DATA EXTRACT:
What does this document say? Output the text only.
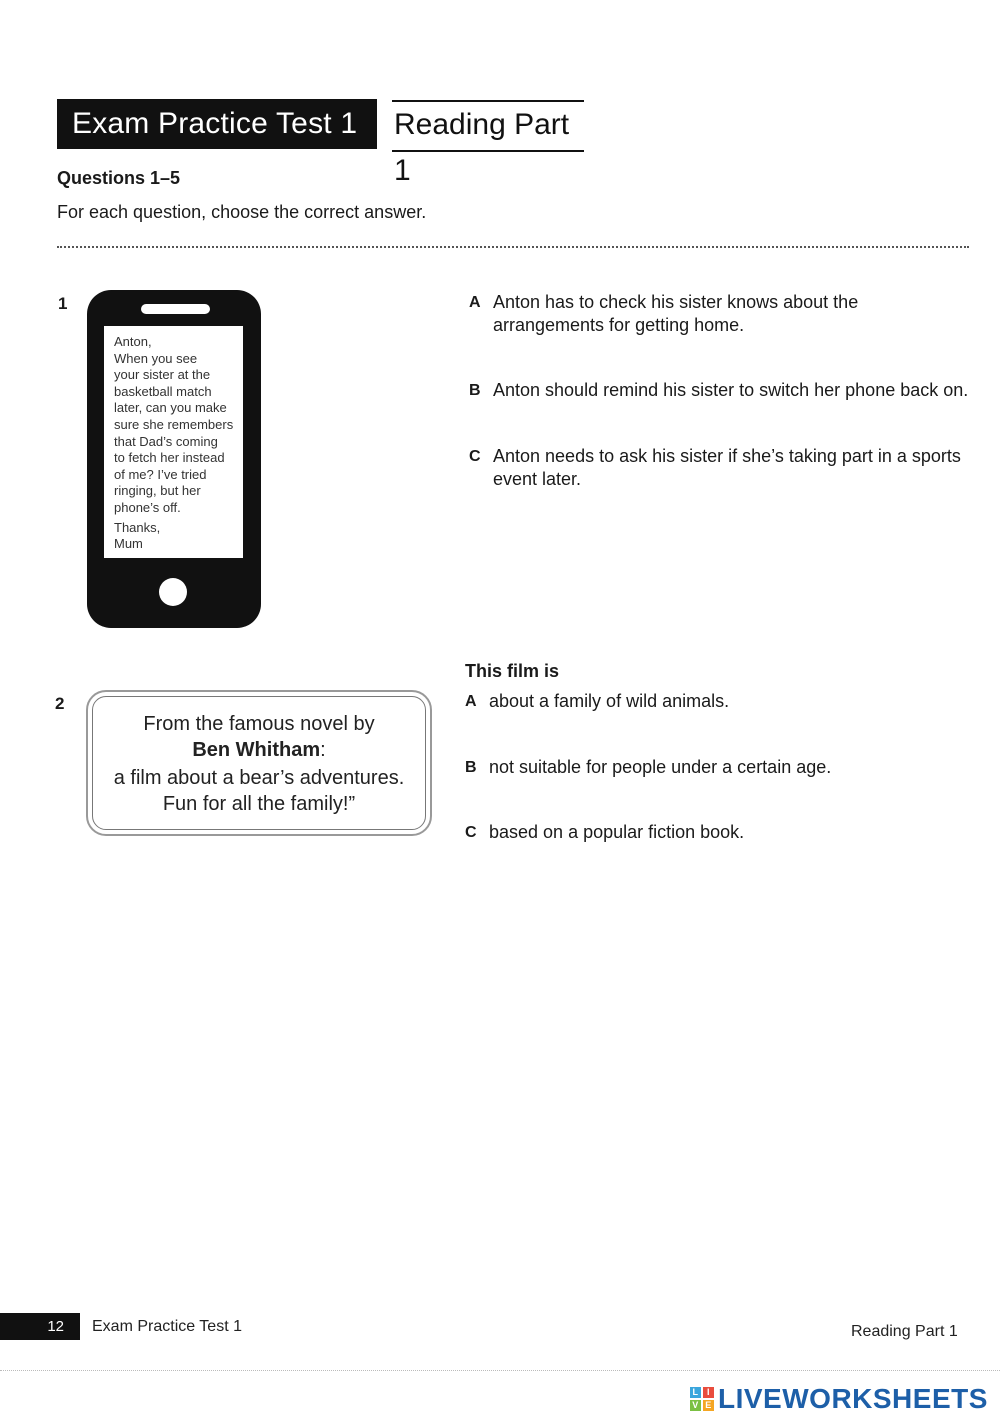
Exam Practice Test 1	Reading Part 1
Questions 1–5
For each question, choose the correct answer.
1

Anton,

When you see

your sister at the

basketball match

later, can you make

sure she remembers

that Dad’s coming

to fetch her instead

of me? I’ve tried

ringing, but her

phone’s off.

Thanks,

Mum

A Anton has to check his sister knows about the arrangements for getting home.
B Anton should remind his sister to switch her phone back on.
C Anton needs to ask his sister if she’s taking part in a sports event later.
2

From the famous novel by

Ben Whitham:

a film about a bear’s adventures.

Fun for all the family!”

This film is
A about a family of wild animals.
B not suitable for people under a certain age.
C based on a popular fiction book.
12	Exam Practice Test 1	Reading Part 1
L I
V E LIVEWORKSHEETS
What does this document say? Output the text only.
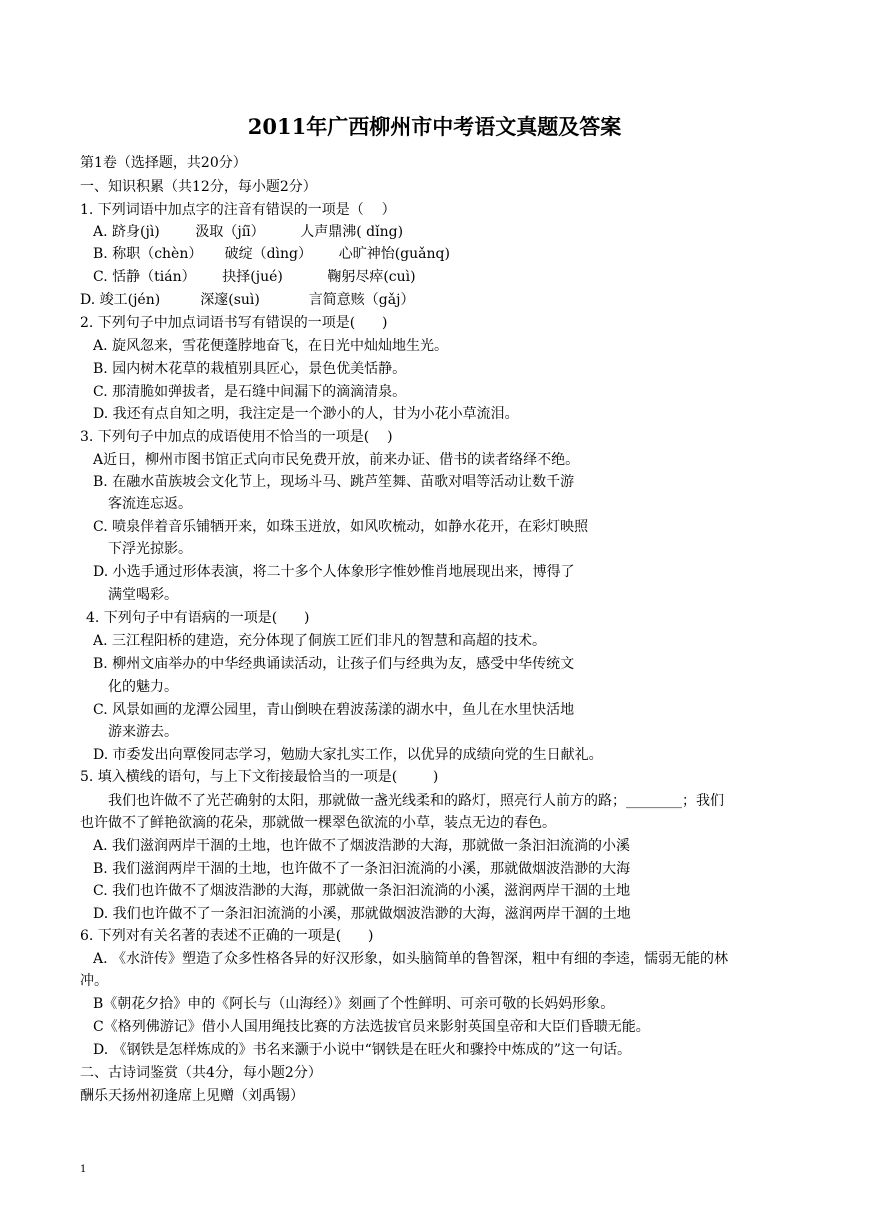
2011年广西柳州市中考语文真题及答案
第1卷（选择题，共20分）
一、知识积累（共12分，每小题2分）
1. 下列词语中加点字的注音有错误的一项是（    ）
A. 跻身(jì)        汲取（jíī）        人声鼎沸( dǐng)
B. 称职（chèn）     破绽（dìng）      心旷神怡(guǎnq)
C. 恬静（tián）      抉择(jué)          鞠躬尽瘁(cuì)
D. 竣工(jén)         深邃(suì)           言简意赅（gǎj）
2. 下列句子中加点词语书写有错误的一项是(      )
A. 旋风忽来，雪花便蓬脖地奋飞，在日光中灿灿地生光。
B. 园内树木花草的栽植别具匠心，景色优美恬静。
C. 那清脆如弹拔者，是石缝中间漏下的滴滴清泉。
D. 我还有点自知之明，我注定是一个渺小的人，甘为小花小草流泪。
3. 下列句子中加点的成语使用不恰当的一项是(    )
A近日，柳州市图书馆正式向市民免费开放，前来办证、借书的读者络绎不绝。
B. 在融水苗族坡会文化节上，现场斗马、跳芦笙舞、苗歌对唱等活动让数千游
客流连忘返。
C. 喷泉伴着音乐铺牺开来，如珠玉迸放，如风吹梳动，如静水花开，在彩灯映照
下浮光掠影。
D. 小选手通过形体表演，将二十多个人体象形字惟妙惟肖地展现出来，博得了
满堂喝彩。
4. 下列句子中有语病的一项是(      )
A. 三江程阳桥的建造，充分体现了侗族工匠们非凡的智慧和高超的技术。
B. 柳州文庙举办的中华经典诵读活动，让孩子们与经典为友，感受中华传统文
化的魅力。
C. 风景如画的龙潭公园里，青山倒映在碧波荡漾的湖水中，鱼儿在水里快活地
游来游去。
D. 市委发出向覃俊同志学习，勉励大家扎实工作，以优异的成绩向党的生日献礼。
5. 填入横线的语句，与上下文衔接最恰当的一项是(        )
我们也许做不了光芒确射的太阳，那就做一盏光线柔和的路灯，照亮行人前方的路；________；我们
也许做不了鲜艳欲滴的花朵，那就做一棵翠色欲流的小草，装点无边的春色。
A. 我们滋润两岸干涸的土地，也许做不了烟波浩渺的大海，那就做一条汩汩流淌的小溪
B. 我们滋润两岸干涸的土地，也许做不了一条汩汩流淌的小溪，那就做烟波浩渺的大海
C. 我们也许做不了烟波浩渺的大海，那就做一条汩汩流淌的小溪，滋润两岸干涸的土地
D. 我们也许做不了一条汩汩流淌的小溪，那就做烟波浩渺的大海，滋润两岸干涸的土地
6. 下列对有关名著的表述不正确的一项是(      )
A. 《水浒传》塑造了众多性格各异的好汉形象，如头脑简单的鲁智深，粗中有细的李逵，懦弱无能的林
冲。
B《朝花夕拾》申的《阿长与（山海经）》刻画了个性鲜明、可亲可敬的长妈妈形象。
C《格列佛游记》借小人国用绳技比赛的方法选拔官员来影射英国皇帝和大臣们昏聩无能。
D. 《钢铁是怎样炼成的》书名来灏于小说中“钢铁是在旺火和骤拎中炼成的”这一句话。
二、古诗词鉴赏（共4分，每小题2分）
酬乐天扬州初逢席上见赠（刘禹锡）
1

* * *

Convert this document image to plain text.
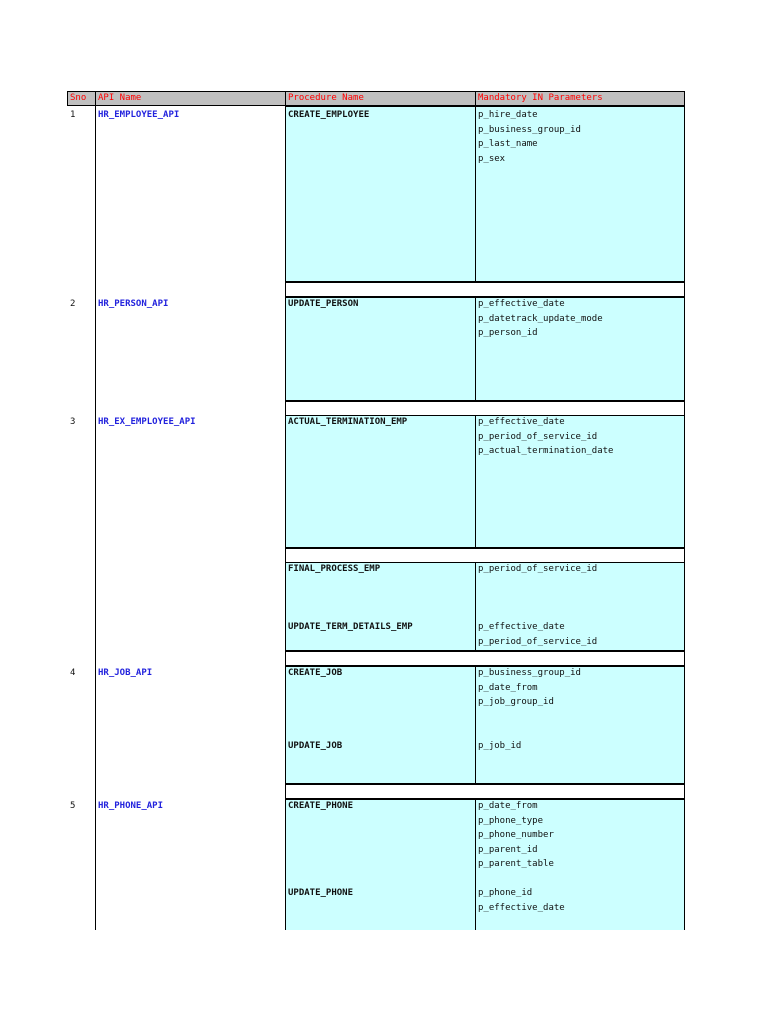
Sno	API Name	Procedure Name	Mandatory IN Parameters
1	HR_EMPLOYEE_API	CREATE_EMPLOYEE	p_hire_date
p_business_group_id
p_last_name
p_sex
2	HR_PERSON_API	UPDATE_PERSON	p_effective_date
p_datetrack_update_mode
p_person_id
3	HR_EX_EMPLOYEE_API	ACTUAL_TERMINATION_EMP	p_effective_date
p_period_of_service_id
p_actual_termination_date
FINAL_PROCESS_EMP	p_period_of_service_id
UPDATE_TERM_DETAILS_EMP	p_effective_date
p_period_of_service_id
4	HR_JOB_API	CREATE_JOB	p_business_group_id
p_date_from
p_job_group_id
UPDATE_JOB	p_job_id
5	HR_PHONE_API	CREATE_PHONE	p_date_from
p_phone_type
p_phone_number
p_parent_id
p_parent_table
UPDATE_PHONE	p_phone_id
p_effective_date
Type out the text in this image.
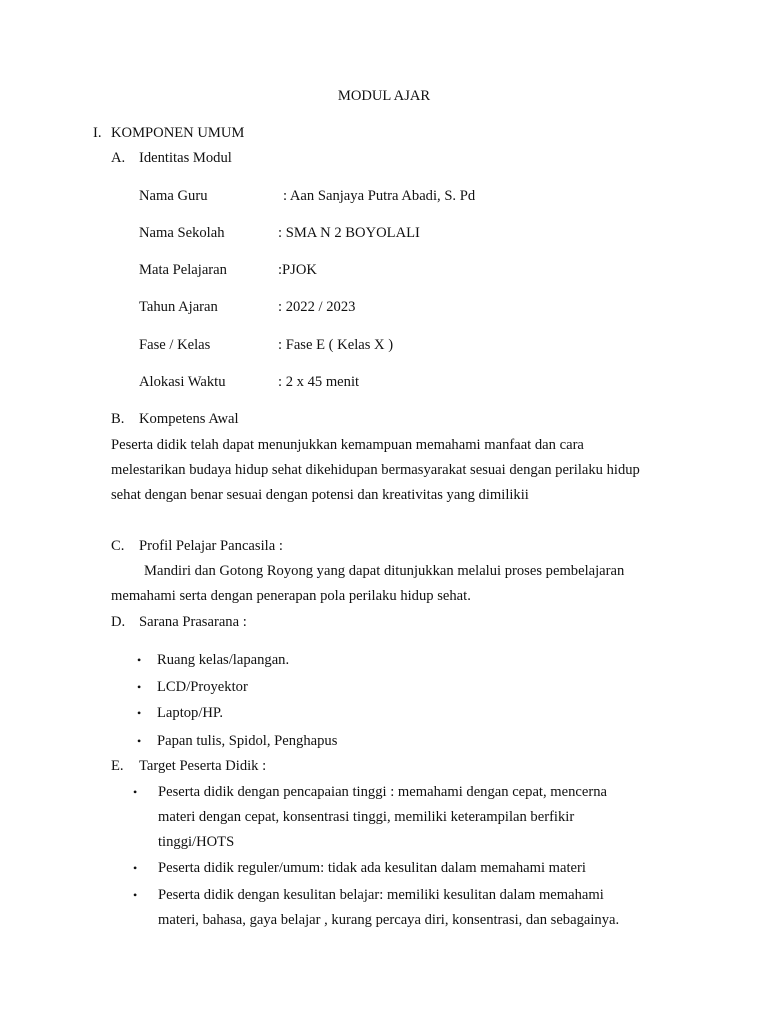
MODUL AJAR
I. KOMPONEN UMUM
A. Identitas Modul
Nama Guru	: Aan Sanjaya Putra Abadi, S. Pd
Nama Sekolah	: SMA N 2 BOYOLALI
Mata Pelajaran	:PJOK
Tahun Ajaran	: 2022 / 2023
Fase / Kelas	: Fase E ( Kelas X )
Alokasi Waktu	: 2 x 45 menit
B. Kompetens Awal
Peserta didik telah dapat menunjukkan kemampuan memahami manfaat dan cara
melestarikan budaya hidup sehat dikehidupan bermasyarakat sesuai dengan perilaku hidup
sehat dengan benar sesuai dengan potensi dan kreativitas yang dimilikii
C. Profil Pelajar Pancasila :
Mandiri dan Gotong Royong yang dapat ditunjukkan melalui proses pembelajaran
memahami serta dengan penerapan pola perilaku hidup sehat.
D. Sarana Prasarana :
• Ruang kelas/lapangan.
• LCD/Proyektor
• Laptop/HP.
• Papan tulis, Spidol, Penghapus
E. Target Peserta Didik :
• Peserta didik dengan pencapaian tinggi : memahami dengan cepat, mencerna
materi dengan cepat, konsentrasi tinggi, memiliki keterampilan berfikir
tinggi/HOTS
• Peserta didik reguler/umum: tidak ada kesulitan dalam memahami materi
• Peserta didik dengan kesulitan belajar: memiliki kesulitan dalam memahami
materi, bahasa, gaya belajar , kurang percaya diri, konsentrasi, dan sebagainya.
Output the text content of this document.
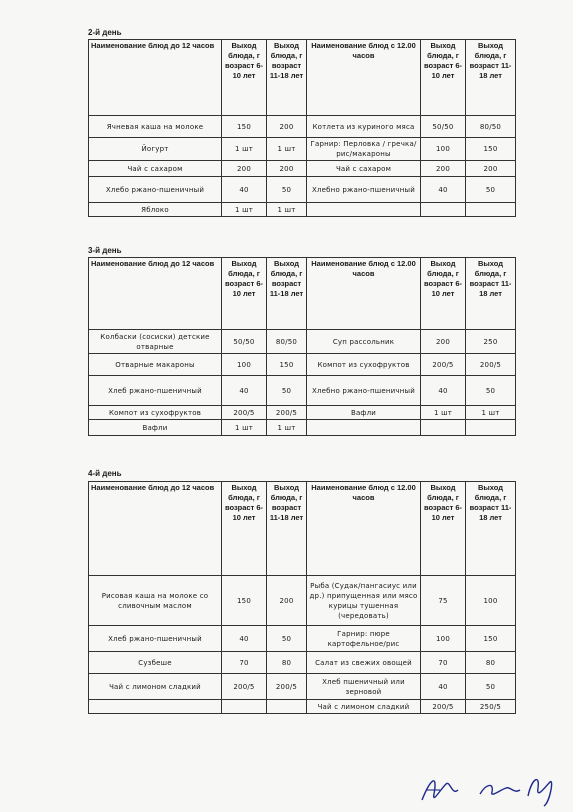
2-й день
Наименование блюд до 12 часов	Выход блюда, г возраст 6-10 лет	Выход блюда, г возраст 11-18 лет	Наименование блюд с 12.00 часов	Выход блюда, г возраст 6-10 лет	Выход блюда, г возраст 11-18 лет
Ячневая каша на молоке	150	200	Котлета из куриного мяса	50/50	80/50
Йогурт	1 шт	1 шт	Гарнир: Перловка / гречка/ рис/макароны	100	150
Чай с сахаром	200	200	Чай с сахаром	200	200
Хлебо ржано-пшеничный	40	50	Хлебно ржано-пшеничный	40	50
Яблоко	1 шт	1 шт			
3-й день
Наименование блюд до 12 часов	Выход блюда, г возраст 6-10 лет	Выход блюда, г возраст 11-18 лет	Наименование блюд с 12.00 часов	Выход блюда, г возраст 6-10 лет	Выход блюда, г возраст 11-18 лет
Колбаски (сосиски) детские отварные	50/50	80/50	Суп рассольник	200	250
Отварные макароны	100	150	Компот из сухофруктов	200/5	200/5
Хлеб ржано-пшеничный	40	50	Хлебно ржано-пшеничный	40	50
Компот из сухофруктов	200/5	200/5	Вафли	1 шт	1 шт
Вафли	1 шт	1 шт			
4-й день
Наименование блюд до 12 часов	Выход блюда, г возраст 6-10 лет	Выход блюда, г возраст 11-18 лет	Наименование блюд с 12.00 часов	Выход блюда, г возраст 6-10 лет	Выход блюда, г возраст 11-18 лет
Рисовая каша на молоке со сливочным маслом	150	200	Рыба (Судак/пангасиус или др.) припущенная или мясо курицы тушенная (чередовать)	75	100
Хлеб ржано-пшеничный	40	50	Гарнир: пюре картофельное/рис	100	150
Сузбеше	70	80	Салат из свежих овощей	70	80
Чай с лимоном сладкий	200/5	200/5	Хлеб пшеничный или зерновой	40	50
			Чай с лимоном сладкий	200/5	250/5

--

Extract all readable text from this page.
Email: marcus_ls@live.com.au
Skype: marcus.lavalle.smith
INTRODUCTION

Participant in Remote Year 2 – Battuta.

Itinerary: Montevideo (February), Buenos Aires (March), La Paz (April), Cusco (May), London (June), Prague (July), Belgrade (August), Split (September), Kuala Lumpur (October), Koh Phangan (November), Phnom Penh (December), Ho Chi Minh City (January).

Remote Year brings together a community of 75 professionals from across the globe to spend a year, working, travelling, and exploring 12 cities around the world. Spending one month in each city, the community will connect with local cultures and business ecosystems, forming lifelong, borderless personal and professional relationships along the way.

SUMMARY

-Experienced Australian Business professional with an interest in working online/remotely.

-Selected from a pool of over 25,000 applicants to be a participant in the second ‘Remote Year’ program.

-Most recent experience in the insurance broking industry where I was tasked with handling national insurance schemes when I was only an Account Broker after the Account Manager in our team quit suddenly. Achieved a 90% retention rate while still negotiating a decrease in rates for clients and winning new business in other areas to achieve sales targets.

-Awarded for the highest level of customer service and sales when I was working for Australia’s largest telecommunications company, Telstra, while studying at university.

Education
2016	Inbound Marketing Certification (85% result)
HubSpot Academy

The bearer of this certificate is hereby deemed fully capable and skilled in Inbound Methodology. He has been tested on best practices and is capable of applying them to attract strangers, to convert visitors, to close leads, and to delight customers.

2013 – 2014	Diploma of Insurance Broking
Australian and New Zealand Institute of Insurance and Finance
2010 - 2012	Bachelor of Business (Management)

WHAT NEEDS TO BE DONE:
Using the entries above, state how many lines include the word "dapat", with no other words.

REPLY:
2